## YOUR INSTRUCTIONS
Among the entries, which lines carry the string "值日教师是否按时到岗"? Copy each of them.

* BEGIN RECORDS FOR PROCESSING *

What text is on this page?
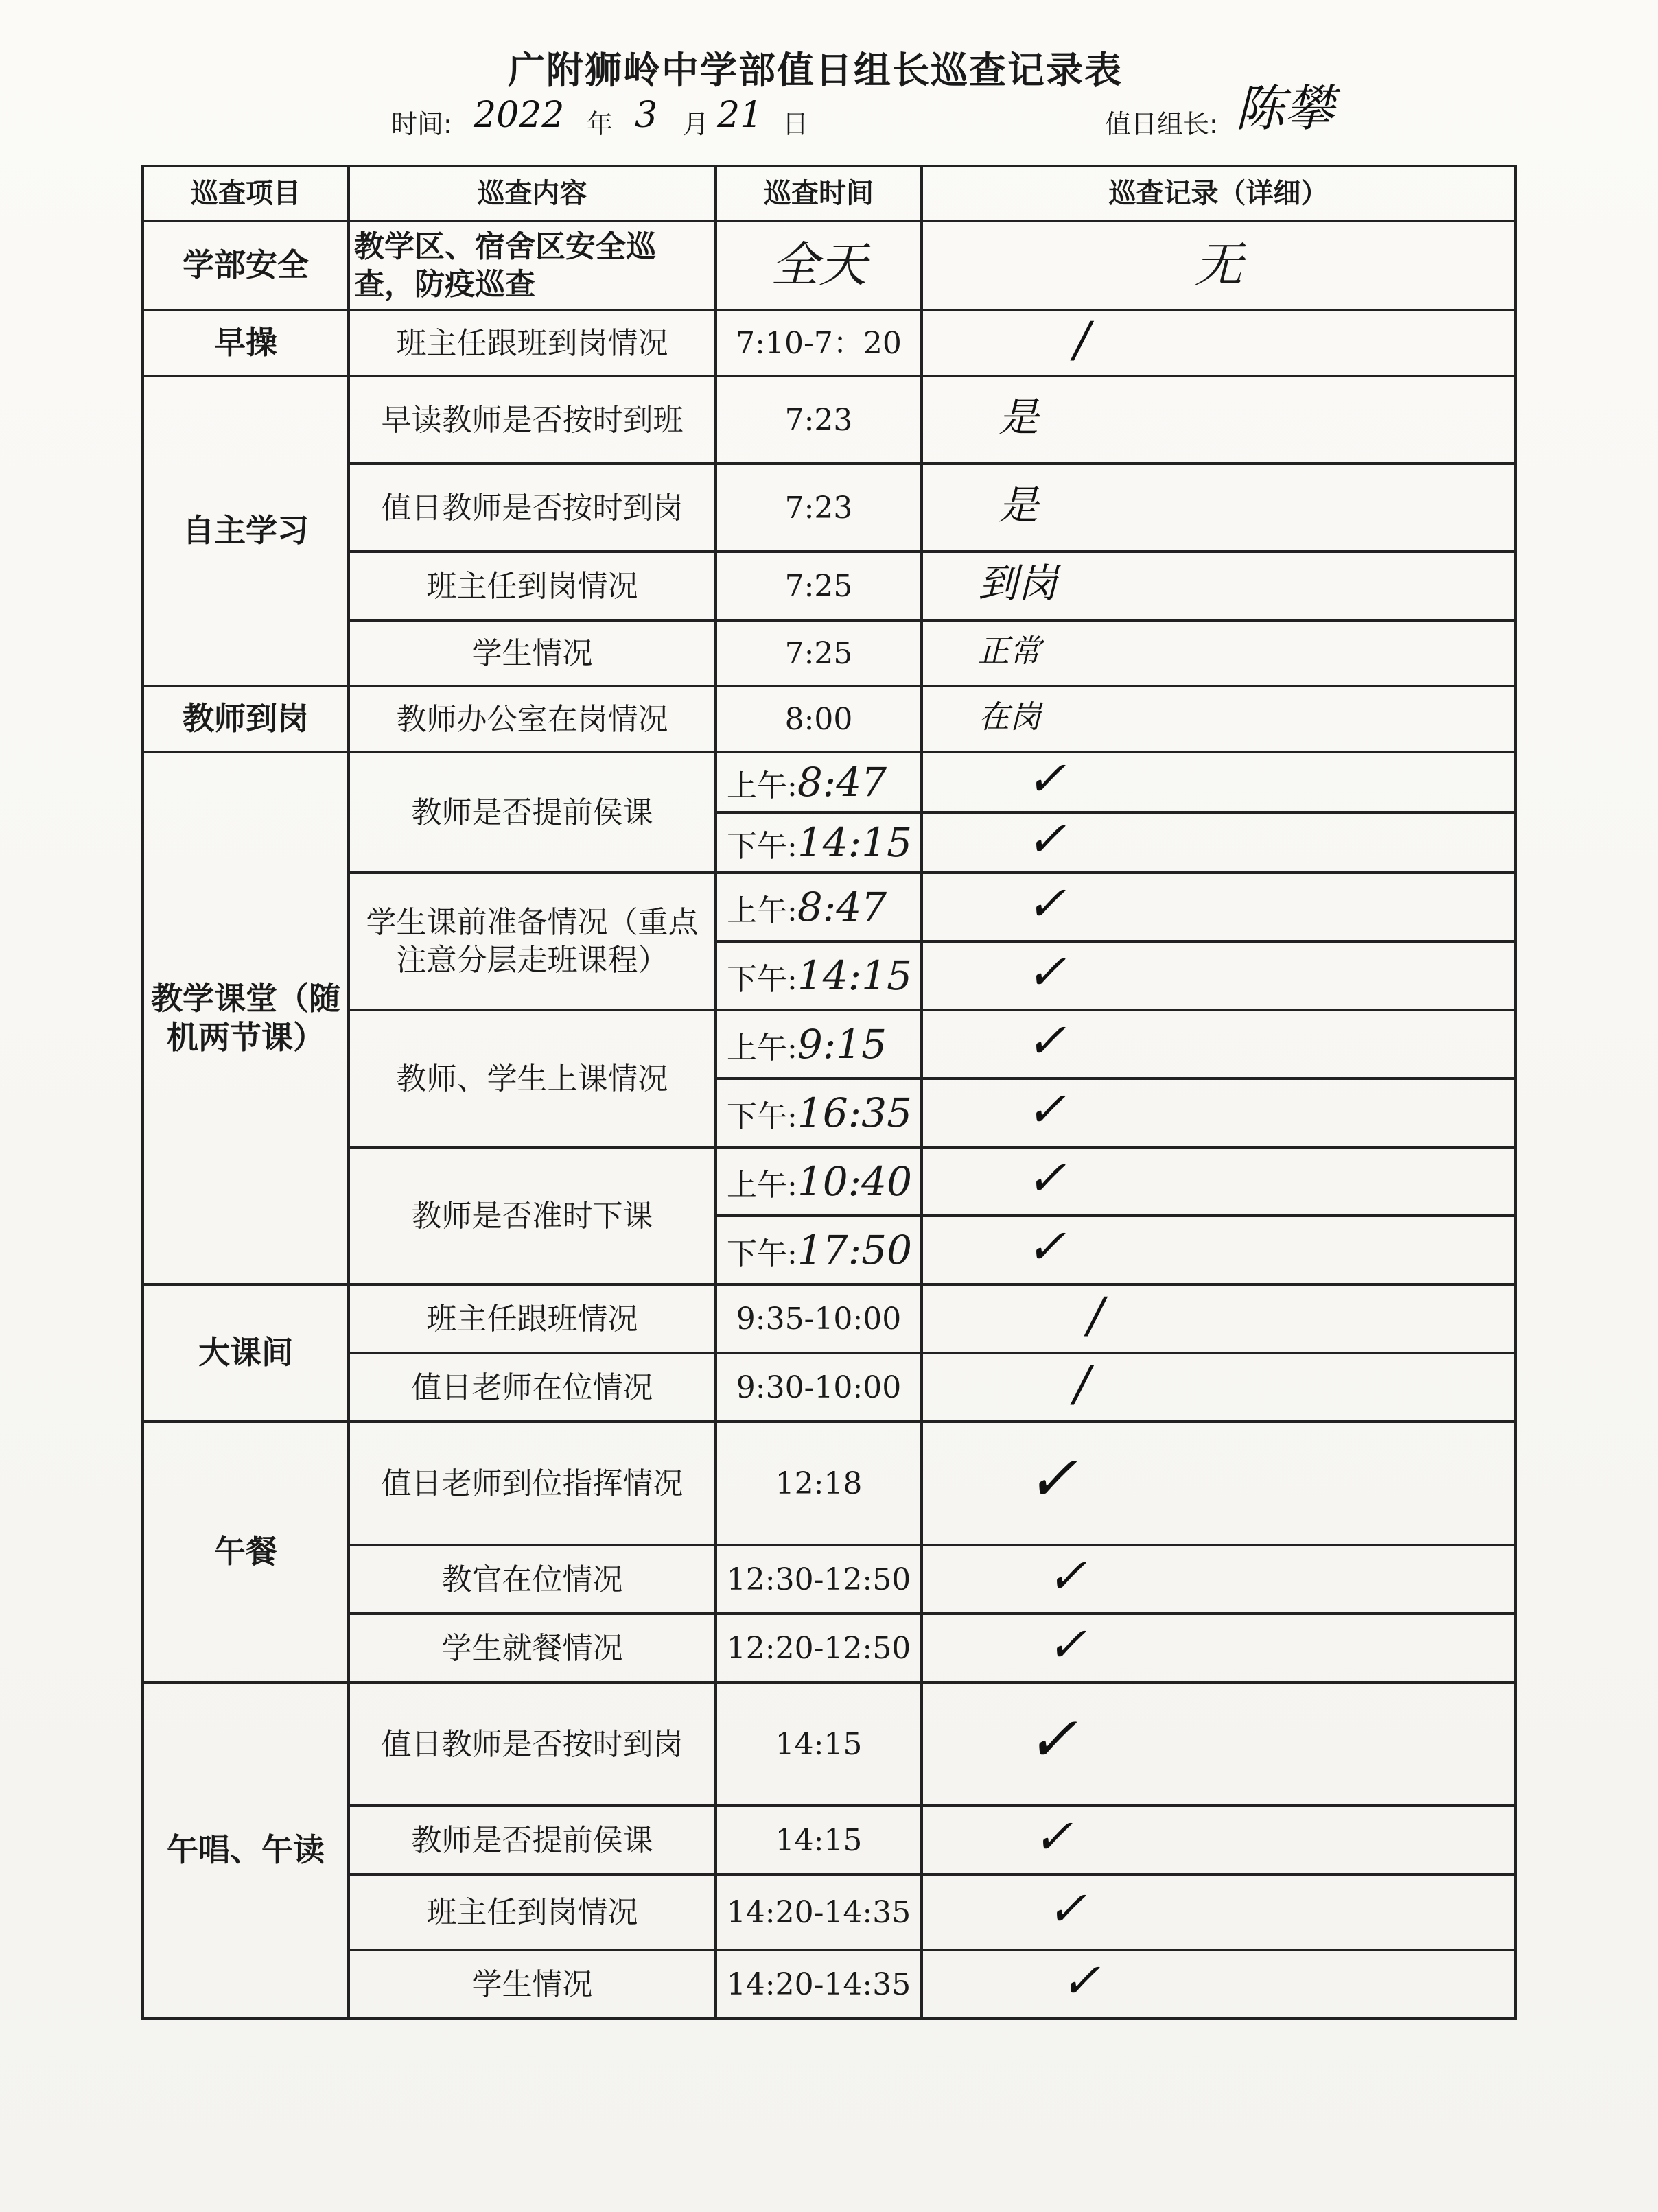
广附狮岭中学部值日组长巡查记录表
时间: 2022 年 3 月 21 日	值日组长: 陈攀
巡查项目	巡查内容	巡查时间	巡查记录（详细）
学部安全	教学区、宿舍区安全巡查，防疫巡查	全天	无
早操	班主任跟班到岗情况	7:10-7：20	/

自主学习	早读教师是否按时到班	7:23	是

	值日教师是否按时到岗	7:23	是

	班主任到岗情况	7:25	到岗

	学生情况	7:25	正常

教师到岗	教师办公室在岗情况	8:00	在岗

教学课堂（随机两节课）	教师是否提前侯课	上午:8:47	✓

		下午:14:15	✓

	学生课前准备情况（重点注意分层走班课程）	上午:8:47	✓

		下午:14:15	✓

	教师、学生上课情况	上午:9:15	✓

		下午:16:35	✓

	教师是否准时下课	上午:10:40	✓

		下午:17:50	✓

大课间	班主任跟班情况	9:35-10:00	/

	值日老师在位情况	9:30-10:00	/

午餐	值日老师到位指挥情况	12:18	✓

	教官在位情况	12:30-12:50	✓

	学生就餐情况	12:20-12:50	✓

午唱、午读	值日教师是否按时到岗	14:15	✓

	教师是否提前侯课	14:15	✓

	班主任到岗情况	14:20-14:35	✓

	学生情况	14:20-14:35	✓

* END RECORDS FOR PROCESSING *

## OUTPUT
	值日教师是否按时到岗	7:23	是
午唱、午读	值日教师是否按时到岗	14:15	✓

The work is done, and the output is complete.